→ Records for the exercise:

########

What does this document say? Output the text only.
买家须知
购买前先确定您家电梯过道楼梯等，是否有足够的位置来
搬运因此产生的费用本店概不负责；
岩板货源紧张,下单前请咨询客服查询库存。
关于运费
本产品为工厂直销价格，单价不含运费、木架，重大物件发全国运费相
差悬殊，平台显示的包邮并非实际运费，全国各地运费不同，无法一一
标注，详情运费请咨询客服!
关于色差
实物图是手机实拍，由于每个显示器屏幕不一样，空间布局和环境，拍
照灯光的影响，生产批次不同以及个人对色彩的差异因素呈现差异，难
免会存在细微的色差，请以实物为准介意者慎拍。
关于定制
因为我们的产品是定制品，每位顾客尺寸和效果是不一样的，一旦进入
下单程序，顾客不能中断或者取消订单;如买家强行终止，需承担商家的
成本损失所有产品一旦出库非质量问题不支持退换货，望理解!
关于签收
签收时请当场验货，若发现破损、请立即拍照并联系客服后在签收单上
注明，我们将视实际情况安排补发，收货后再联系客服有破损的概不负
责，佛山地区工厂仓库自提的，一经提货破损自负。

########

→ Exercise:
Type the whole listing again, unaltered.

→ Response:
What does this document say? Output the text only.
买家须知
购买前先确定您家电梯过道楼梯等，是否有足够的位置来
搬运因此产生的费用本店概不负责；
岩板货源紧张,下单前请咨询客服查询库存。
关于运费
本产品为工厂直销价格，单价不含运费、木架，重大物件发全国运费相
差悬殊，平台显示的包邮并非实际运费，全国各地运费不同，无法一一
标注，详情运费请咨询客服!
关于色差
实物图是手机实拍，由于每个显示器屏幕不一样，空间布局和环境，拍
照灯光的影响，生产批次不同以及个人对色彩的差异因素呈现差异，难
免会存在细微的色差，请以实物为准介意者慎拍。
关于定制
因为我们的产品是定制品，每位顾客尺寸和效果是不一样的，一旦进入
下单程序，顾客不能中断或者取消订单;如买家强行终止，需承担商家的
成本损失所有产品一旦出库非质量问题不支持退换货，望理解!
关于签收
签收时请当场验货，若发现破损、请立即拍照并联系客服后在签收单上
注明，我们将视实际情况安排补发，收货后再联系客服有破损的概不负
责，佛山地区工厂仓库自提的，一经提货破损自负。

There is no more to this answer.